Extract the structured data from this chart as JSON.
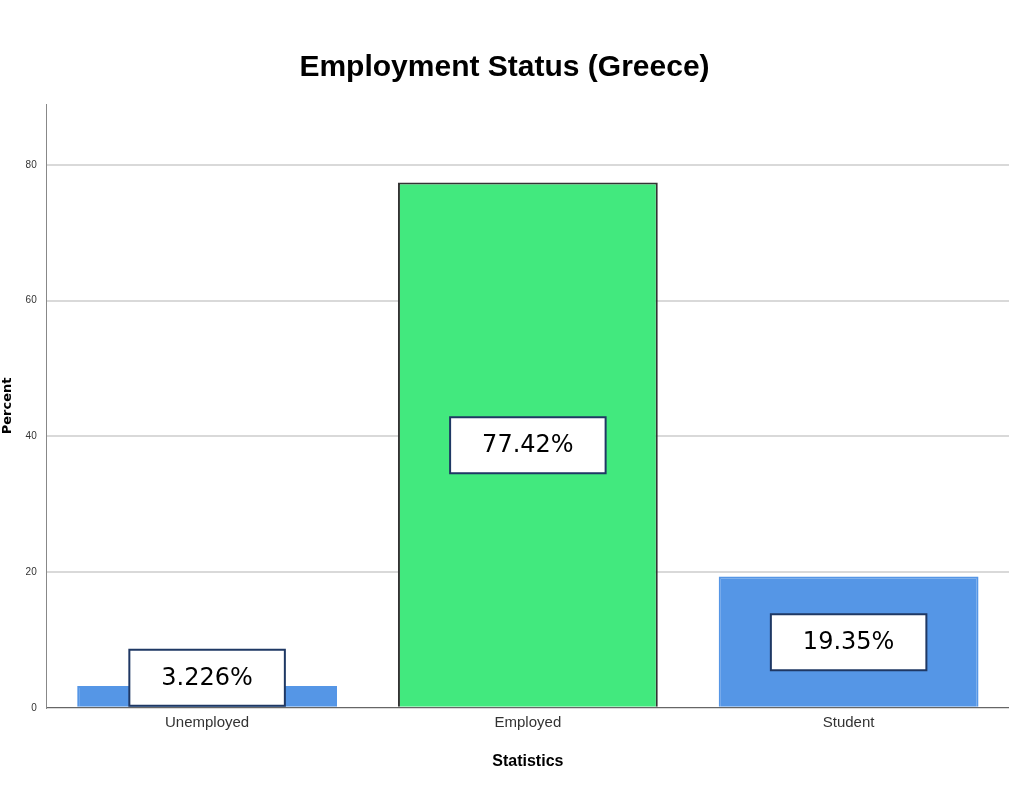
{
  "chart_data": {
    "type": "bar",
    "title": "Employment Status (Greece)",
    "xlabel": "Statistics",
    "ylabel": "Percent",
    "categories": [
      "Unemployed",
      "Employed",
      "Student"
    ],
    "values": [
      3.226,
      77.42,
      19.35
    ],
    "colors": [
      "#5596e6",
      "#42e97e",
      "#5596e6"
    ],
    "value_labels": [
      "3.226%",
      "77.42%",
      "19.35%"
    ],
    "ylim": [
      0,
      89
    ],
    "yticks": [
      0,
      20,
      40,
      60,
      80
    ],
    "grid": "y",
    "legend": false
  }
}
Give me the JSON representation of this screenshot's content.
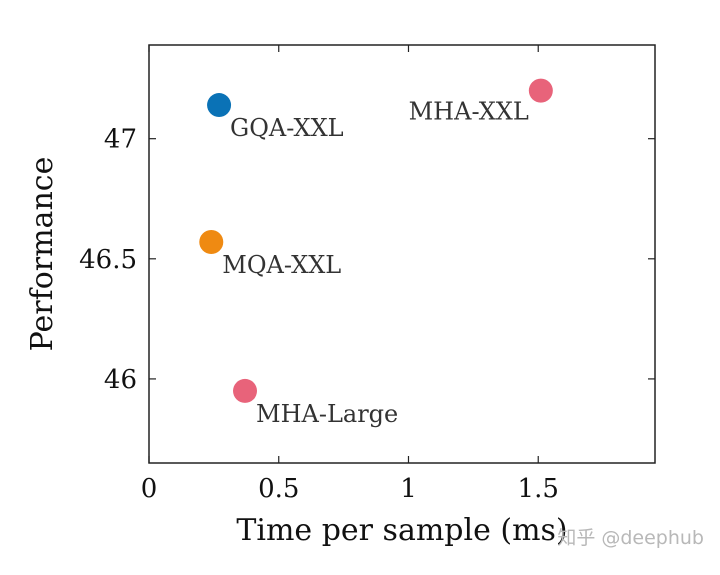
{
  "chart_data": {
    "type": "scatter",
    "xlabel": "Time per sample (ms)",
    "ylabel": "Performance",
    "xlim": [
      0,
      1.95
    ],
    "ylim": [
      45.65,
      47.39
    ],
    "xticks": [
      {
        "value": 0,
        "label": "0"
      },
      {
        "value": 0.5,
        "label": "0.5"
      },
      {
        "value": 1,
        "label": "1"
      },
      {
        "value": 1.5,
        "label": "1.5"
      }
    ],
    "yticks": [
      {
        "value": 46,
        "label": "46"
      },
      {
        "value": 46.5,
        "label": "46.5"
      },
      {
        "value": 47,
        "label": "47"
      }
    ],
    "grid": false,
    "points": [
      {
        "label": "MHA-XXL",
        "x": 1.51,
        "y": 47.2,
        "color": "#e8637a",
        "label_side": "left"
      },
      {
        "label": "GQA-XXL",
        "x": 0.27,
        "y": 47.14,
        "color": "#0a72b6",
        "label_side": "right"
      },
      {
        "label": "MQA-XXL",
        "x": 0.24,
        "y": 46.57,
        "color": "#ef8a12",
        "label_side": "right"
      },
      {
        "label": "MHA-Large",
        "x": 0.37,
        "y": 45.95,
        "color": "#e8637a",
        "label_side": "right"
      }
    ]
  },
  "watermark": "知乎 @deephub"
}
* * *
▶ [Brief]: The records above need to be given again exactly. Omit the pictures.

▶ [Answer to the task]:
Extract the structured data from this chart as JSON.
{
  "chart_data": {
    "type": "bar",
    "title": "Employment Status (Greece)",
    "xlabel": "Statistics",
    "ylabel": "Percent",
    "categories": [
      "Unemployed",
      "Employed",
      "Student"
    ],
    "values": [
      3.226,
      77.42,
      19.35
    ],
    "colors": [
      "#5596e6",
      "#42e97e",
      "#5596e6"
    ],
    "value_labels": [
      "3.226%",
      "77.42%",
      "19.35%"
    ],
    "ylim": [
      0,
      89
    ],
    "yticks": [
      0,
      20,
      40,
      60,
      80
    ],
    "grid": "y",
    "legend": false
  }
}
Give me the JSON representation of this screenshot's content.
{
  "chart_data": {
    "type": "scatter",
    "xlabel": "Time per sample (ms)",
    "ylabel": "Performance",
    "xlim": [
      0,
      1.95
    ],
    "ylim": [
      45.65,
      47.39
    ],
    "xticks": [
      {
        "value": 0,
        "label": "0"
      },
      {
        "value": 0.5,
        "label": "0.5"
      },
      {
        "value": 1,
        "label": "1"
      },
      {
        "value": 1.5,
        "label": "1.5"
      }
    ],
    "yticks": [
      {
        "value": 46,
        "label": "46"
      },
      {
        "value": 46.5,
        "label": "46.5"
      },
      {
        "value": 47,
        "label": "47"
      }
    ],
    "grid": false,
    "points": [
      {
        "label": "MHA-XXL",
        "x": 1.51,
        "y": 47.2,
        "color": "#e8637a",
        "label_side": "left"
      },
      {
        "label": "GQA-XXL",
        "x": 0.27,
        "y": 47.14,
        "color": "#0a72b6",
        "label_side": "right"
      },
      {
        "label": "MQA-XXL",
        "x": 0.24,
        "y": 46.57,
        "color": "#ef8a12",
        "label_side": "right"
      },
      {
        "label": "MHA-Large",
        "x": 0.37,
        "y": 45.95,
        "color": "#e8637a",
        "label_side": "right"
      }
    ]
  },
  "watermark": "知乎 @deephub"
}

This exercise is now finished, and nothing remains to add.